— start of Records for the exercise —
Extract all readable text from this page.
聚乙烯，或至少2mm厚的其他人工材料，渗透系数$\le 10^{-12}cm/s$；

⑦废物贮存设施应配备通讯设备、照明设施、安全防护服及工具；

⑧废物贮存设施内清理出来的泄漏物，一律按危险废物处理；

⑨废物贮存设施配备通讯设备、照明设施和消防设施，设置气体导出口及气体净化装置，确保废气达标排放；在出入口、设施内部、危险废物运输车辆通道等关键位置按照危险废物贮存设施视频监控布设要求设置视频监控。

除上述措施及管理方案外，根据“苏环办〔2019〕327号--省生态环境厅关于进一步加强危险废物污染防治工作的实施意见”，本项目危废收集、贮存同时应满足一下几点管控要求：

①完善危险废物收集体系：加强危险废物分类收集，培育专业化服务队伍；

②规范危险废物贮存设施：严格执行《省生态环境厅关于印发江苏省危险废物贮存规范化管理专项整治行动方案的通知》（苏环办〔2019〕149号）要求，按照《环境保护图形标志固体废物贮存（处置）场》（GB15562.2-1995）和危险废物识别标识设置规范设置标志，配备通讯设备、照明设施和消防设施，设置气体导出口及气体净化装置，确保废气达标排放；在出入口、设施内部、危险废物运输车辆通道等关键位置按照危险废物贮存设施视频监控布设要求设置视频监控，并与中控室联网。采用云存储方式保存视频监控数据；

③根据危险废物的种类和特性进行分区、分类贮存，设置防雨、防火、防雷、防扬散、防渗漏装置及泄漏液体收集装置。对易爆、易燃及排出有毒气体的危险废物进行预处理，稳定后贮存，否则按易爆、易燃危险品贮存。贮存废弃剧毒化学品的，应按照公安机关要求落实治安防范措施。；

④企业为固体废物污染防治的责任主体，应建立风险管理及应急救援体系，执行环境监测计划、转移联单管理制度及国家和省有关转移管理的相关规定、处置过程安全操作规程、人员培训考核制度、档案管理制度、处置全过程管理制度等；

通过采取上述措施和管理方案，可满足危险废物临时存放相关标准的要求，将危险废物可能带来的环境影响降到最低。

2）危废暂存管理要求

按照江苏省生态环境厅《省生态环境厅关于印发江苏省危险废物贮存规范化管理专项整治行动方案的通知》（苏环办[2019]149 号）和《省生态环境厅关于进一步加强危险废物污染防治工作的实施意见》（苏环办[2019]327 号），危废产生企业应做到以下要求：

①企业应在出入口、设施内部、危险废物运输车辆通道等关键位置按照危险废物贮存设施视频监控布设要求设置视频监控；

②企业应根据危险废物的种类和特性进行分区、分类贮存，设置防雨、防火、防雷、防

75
— end of Records for the exercise —
Direction: Restate the listing above word for word.

Solution below:
Extract all readable text from this page.
聚乙烯，或至少2mm厚的其他人工材料，渗透系数$\le 10^{-12}cm/s$；

⑦废物贮存设施应配备通讯设备、照明设施、安全防护服及工具；

⑧废物贮存设施内清理出来的泄漏物，一律按危险废物处理；

⑨废物贮存设施配备通讯设备、照明设施和消防设施，设置气体导出口及气体净化装置，确保废气达标排放；在出入口、设施内部、危险废物运输车辆通道等关键位置按照危险废物贮存设施视频监控布设要求设置视频监控。

除上述措施及管理方案外，根据“苏环办〔2019〕327号--省生态环境厅关于进一步加强危险废物污染防治工作的实施意见”，本项目危废收集、贮存同时应满足一下几点管控要求：

①完善危险废物收集体系：加强危险废物分类收集，培育专业化服务队伍；

②规范危险废物贮存设施：严格执行《省生态环境厅关于印发江苏省危险废物贮存规范化管理专项整治行动方案的通知》（苏环办〔2019〕149号）要求，按照《环境保护图形标志固体废物贮存（处置）场》（GB15562.2-1995）和危险废物识别标识设置规范设置标志，配备通讯设备、照明设施和消防设施，设置气体导出口及气体净化装置，确保废气达标排放；在出入口、设施内部、危险废物运输车辆通道等关键位置按照危险废物贮存设施视频监控布设要求设置视频监控，并与中控室联网。采用云存储方式保存视频监控数据；

③根据危险废物的种类和特性进行分区、分类贮存，设置防雨、防火、防雷、防扬散、防渗漏装置及泄漏液体收集装置。对易爆、易燃及排出有毒气体的危险废物进行预处理，稳定后贮存，否则按易爆、易燃危险品贮存。贮存废弃剧毒化学品的，应按照公安机关要求落实治安防范措施。；

④企业为固体废物污染防治的责任主体，应建立风险管理及应急救援体系，执行环境监测计划、转移联单管理制度及国家和省有关转移管理的相关规定、处置过程安全操作规程、人员培训考核制度、档案管理制度、处置全过程管理制度等；

通过采取上述措施和管理方案，可满足危险废物临时存放相关标准的要求，将危险废物可能带来的环境影响降到最低。

2）危废暂存管理要求

按照江苏省生态环境厅《省生态环境厅关于印发江苏省危险废物贮存规范化管理专项整治行动方案的通知》（苏环办[2019]149 号）和《省生态环境厅关于进一步加强危险废物污染防治工作的实施意见》（苏环办[2019]327 号），危废产生企业应做到以下要求：

①企业应在出入口、设施内部、危险废物运输车辆通道等关键位置按照危险废物贮存设施视频监控布设要求设置视频监控；

②企业应根据危险废物的种类和特性进行分区、分类贮存，设置防雨、防火、防雷、防

75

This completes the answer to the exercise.